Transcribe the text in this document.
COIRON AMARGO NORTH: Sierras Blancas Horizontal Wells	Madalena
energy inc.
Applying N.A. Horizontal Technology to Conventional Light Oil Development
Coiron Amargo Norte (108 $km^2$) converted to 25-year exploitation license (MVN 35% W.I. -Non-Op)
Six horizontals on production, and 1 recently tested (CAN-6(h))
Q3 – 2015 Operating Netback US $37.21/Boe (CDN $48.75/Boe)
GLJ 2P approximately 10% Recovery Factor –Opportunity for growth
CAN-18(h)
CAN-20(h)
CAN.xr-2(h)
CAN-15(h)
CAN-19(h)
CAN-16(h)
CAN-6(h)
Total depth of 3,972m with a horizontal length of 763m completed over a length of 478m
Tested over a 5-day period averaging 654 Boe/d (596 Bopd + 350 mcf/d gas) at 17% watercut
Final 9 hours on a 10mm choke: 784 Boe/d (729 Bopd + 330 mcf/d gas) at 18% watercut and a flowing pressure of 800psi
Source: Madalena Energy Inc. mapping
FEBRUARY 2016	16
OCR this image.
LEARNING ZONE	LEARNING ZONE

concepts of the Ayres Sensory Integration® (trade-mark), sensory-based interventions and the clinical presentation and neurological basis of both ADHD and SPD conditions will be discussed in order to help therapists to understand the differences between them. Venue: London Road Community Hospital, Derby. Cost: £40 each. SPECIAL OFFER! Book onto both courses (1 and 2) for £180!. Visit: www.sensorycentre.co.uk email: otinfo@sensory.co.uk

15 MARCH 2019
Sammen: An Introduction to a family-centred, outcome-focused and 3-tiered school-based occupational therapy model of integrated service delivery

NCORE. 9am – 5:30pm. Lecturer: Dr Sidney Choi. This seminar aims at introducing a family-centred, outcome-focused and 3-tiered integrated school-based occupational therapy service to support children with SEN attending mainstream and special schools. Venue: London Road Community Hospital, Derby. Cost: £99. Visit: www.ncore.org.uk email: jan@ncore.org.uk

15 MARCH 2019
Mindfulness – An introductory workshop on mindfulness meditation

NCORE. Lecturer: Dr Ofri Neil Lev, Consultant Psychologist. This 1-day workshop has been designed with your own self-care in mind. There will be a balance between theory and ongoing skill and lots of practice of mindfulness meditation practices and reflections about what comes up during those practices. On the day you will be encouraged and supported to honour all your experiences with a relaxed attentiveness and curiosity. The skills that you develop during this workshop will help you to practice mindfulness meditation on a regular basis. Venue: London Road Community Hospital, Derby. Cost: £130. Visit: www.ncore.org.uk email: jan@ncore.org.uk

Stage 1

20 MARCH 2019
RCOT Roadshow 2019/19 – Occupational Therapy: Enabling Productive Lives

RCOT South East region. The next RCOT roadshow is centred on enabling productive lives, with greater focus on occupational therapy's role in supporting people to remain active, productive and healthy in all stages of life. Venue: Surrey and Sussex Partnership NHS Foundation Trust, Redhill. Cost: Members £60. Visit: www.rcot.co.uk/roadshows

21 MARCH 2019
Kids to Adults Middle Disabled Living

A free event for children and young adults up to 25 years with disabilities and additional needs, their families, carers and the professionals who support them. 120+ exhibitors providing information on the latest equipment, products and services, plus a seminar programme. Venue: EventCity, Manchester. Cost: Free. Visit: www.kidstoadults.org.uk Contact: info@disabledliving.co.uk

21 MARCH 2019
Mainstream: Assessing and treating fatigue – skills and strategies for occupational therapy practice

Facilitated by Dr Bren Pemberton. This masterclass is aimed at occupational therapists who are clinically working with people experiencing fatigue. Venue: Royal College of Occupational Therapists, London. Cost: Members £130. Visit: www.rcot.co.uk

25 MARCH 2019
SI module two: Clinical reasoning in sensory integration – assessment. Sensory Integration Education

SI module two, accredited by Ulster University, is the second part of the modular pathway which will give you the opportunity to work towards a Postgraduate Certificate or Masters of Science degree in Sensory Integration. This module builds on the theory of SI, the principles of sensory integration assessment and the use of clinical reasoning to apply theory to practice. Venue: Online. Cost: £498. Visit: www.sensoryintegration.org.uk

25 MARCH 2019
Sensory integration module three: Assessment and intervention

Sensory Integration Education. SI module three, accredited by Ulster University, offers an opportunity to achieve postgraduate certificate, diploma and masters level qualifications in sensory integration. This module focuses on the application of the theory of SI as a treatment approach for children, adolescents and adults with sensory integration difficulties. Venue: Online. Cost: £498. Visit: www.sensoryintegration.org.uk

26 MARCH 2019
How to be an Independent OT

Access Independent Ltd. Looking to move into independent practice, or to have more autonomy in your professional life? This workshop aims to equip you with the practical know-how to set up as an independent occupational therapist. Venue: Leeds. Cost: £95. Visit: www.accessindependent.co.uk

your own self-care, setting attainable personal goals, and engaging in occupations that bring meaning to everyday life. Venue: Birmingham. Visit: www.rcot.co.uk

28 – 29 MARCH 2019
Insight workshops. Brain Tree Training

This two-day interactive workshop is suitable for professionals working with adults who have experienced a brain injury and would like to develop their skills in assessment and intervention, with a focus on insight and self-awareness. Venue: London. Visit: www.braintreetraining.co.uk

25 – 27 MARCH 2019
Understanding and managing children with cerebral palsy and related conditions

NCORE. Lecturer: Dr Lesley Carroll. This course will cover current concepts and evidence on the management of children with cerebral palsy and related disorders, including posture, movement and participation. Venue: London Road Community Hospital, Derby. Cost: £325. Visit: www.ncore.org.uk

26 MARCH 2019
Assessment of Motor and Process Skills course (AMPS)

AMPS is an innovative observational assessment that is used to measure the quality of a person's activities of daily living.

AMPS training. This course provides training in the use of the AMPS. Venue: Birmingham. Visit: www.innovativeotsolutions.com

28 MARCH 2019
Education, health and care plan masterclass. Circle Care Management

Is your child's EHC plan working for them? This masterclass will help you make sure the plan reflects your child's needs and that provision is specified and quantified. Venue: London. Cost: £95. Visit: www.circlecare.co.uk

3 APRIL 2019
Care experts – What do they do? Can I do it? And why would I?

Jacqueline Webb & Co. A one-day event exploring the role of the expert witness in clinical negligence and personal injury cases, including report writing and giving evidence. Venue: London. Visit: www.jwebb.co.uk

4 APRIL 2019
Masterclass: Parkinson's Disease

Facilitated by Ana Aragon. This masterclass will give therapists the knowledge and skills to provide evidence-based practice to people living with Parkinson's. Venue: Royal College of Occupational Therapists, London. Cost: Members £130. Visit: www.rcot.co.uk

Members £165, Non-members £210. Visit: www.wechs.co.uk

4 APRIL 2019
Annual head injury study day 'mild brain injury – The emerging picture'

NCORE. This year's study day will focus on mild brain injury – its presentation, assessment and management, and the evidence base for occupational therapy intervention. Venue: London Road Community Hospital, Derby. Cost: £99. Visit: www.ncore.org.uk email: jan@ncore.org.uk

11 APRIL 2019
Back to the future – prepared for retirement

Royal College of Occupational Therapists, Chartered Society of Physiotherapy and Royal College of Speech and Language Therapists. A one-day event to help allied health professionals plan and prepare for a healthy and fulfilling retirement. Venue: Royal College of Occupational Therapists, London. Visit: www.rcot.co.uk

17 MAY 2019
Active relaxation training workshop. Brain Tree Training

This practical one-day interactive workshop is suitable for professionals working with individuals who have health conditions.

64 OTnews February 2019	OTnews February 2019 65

_Your instructions_: In the listing above, locate each line with "Royal" and copy it.

_Response to this exercise_:
Facilitated by Dr Bren Pemberton. This masterclass is aimed at occupational therapists who are clinically working with people experiencing fatigue. Venue: Royal College of Occupational Therapists, London. Cost: Members £130. Visit: www.rcot.co.uk
Facilitated by Ana Aragon. This masterclass will give therapists the knowledge and skills to provide evidence-based practice to people living with Parkinson's. Venue: Royal College of Occupational Therapists, London. Cost: Members £130. Visit: www.rcot.co.uk
Royal College of Occupational Therapists, Chartered Society of Physiotherapy and Royal College of Speech and Language Therapists. A one-day event to help allied health professionals plan and prepare for a healthy and fulfilling retirement. Venue: Royal College of Occupational Therapists, London. Visit: www.rcot.co.uk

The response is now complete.